## TASK INPUTS
====

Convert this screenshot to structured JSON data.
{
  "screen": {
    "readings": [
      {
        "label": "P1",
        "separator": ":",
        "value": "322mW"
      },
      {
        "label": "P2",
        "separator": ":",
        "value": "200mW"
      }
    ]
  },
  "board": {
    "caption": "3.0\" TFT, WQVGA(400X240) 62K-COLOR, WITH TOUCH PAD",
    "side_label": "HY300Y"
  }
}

====

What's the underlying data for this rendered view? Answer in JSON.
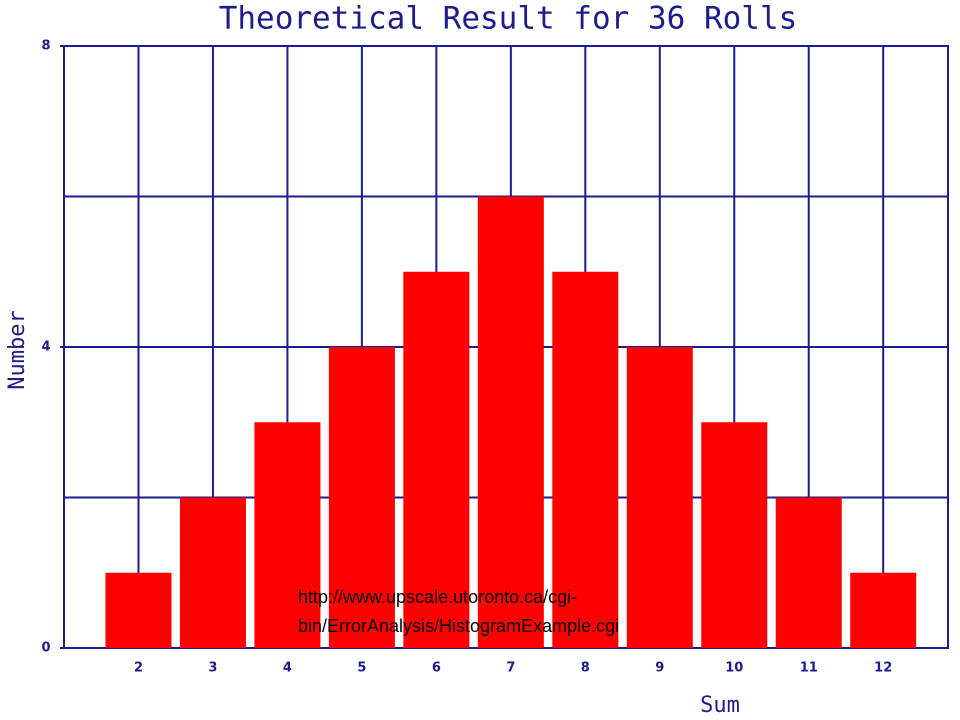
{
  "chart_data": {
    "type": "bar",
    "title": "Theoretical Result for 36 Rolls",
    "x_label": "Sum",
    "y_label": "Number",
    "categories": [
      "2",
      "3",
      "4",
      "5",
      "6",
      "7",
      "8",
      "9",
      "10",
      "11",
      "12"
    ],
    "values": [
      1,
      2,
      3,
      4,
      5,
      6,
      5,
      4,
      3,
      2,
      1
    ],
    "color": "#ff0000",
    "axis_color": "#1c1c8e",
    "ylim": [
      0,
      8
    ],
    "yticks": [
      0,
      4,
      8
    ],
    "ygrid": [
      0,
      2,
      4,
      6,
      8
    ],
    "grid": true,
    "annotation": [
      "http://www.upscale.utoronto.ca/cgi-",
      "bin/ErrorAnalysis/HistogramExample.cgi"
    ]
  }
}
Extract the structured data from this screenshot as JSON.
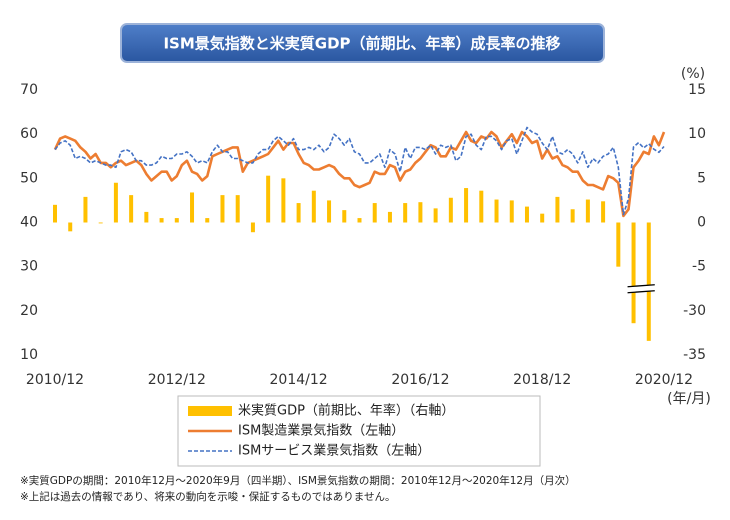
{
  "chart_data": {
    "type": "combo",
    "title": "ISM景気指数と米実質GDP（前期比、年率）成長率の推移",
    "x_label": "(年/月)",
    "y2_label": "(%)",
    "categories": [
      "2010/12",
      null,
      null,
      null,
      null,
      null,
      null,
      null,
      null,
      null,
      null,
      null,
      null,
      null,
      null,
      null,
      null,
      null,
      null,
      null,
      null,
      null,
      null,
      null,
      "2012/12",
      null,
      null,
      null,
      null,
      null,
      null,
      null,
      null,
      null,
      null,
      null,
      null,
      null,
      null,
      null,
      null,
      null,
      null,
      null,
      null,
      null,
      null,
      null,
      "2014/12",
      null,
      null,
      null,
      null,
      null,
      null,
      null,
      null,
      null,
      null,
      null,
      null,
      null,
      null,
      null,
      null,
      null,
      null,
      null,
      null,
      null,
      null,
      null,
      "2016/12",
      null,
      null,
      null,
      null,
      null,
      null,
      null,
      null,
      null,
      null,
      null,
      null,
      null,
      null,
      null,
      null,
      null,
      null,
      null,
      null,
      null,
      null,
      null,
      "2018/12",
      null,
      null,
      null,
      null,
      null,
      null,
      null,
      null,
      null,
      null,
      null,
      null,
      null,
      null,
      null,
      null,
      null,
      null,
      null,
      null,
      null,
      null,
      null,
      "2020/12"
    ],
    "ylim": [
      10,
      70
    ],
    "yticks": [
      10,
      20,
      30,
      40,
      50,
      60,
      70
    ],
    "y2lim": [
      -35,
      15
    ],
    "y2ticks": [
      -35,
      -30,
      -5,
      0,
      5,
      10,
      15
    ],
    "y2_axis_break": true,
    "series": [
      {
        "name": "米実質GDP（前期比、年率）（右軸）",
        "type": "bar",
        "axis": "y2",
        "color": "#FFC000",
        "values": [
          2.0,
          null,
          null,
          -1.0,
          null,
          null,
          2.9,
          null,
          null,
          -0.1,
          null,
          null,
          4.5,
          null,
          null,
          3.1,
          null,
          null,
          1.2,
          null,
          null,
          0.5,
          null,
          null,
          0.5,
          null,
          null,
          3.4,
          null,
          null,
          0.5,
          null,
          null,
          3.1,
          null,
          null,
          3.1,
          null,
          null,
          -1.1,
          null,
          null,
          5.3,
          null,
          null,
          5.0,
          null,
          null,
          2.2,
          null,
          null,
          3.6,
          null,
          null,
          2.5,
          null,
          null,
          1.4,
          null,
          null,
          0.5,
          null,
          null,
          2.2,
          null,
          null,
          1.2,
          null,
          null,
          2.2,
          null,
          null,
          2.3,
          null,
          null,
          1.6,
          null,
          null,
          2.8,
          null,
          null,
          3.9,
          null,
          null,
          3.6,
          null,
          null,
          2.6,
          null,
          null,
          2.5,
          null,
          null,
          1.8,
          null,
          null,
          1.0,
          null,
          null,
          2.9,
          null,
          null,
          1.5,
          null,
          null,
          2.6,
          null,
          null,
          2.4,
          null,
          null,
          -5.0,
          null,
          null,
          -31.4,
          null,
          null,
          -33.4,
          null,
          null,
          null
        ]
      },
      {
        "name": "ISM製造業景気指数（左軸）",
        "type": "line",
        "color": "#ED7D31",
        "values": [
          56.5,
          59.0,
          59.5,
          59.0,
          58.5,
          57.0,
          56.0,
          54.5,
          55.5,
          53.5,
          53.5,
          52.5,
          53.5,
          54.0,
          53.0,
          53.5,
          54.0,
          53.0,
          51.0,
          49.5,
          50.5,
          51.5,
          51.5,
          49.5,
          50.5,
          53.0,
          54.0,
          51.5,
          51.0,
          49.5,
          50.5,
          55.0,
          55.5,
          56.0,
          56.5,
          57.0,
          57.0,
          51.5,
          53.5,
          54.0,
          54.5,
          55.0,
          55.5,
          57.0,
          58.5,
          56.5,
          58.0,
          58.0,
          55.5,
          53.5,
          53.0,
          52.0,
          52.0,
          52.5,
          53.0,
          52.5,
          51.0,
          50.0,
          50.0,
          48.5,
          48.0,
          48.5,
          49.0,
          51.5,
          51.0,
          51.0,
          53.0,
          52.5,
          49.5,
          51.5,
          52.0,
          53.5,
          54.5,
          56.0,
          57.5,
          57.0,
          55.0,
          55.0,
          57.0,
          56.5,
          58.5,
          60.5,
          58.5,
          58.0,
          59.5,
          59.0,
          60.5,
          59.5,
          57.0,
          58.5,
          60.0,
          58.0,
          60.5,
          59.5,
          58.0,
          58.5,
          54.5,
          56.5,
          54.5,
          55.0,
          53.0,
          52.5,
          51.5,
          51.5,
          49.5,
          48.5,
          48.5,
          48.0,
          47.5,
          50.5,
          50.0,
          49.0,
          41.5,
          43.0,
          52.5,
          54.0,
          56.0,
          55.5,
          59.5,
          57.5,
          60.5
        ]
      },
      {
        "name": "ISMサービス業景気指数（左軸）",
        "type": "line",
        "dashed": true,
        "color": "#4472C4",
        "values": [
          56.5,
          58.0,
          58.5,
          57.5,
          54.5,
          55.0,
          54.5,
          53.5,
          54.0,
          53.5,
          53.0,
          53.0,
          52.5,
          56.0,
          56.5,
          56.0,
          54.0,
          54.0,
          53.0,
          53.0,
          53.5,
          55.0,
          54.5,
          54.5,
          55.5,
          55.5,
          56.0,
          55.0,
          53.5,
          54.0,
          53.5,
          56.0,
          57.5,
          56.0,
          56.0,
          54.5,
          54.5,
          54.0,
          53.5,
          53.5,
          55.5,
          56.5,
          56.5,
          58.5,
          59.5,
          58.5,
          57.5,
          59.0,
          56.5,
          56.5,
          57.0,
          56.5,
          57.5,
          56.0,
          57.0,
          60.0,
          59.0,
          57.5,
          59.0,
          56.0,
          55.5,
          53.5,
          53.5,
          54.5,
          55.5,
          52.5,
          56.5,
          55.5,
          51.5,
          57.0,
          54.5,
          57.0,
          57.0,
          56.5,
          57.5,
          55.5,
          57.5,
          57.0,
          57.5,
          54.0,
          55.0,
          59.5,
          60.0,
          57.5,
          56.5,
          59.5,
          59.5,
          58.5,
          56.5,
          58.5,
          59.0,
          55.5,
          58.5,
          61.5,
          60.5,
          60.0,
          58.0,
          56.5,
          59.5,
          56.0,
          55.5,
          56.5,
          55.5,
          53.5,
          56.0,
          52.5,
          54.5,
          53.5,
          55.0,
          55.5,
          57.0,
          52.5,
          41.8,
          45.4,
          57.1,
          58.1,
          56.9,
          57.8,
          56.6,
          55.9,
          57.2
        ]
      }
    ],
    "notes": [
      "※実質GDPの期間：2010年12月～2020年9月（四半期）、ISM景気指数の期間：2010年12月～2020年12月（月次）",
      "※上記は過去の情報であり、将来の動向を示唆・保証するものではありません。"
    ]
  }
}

====

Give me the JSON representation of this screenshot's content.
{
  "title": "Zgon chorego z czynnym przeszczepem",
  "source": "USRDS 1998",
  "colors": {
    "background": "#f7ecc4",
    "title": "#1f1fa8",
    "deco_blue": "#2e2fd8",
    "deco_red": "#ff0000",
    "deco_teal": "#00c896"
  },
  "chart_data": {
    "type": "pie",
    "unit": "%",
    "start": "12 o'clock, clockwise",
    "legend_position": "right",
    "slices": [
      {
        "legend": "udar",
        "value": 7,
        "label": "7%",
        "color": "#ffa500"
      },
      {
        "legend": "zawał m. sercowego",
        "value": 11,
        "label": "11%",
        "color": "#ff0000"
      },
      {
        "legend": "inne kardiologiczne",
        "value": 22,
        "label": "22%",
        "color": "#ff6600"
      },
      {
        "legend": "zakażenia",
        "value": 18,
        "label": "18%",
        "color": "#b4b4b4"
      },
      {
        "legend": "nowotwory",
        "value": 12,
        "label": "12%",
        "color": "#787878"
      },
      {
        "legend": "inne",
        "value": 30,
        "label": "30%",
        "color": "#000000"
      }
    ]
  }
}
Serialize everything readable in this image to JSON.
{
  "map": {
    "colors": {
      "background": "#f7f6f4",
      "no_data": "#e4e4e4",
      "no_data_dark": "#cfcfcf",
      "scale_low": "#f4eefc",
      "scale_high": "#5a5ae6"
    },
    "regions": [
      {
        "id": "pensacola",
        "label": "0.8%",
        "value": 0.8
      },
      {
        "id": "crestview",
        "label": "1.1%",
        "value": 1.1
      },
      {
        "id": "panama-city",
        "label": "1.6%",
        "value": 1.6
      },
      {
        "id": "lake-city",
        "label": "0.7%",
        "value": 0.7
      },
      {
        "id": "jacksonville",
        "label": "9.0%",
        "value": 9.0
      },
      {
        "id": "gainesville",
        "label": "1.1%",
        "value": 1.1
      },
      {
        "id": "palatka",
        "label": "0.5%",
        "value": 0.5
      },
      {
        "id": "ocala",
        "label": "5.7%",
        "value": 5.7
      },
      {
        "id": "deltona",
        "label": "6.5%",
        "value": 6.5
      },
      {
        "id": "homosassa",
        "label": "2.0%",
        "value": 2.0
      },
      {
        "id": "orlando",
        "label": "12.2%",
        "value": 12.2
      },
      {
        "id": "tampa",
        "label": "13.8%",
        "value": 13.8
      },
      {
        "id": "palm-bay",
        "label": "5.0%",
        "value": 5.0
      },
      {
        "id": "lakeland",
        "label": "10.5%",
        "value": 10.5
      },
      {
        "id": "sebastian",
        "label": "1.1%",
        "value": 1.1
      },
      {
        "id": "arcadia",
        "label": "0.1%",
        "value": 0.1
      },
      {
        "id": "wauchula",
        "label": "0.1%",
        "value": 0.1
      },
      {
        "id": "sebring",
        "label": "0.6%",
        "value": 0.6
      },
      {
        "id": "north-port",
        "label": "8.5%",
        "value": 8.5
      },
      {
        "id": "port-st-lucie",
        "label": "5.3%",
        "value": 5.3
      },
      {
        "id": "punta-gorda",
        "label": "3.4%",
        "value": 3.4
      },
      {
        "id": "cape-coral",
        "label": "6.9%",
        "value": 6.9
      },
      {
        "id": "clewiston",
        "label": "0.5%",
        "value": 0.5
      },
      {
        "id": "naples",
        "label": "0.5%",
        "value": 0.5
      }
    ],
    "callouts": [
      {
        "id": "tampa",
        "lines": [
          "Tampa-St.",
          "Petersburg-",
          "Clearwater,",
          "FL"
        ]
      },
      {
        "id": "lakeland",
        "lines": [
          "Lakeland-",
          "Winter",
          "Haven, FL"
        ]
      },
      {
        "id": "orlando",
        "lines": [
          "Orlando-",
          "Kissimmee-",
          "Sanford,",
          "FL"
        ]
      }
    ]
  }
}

====

## CHALLENGE
Copy out each line of the data where the string "this" appears.

## SOLVED EXERCISE
Convert this screenshot to structured JSON data.
What's the underlying data for this rendered view? Answer in JSON.
Extract the structured data from this screenshot as JSON.
Give me the JSON representation of this screenshot's content.
Serialize everything readable in this image to JSON.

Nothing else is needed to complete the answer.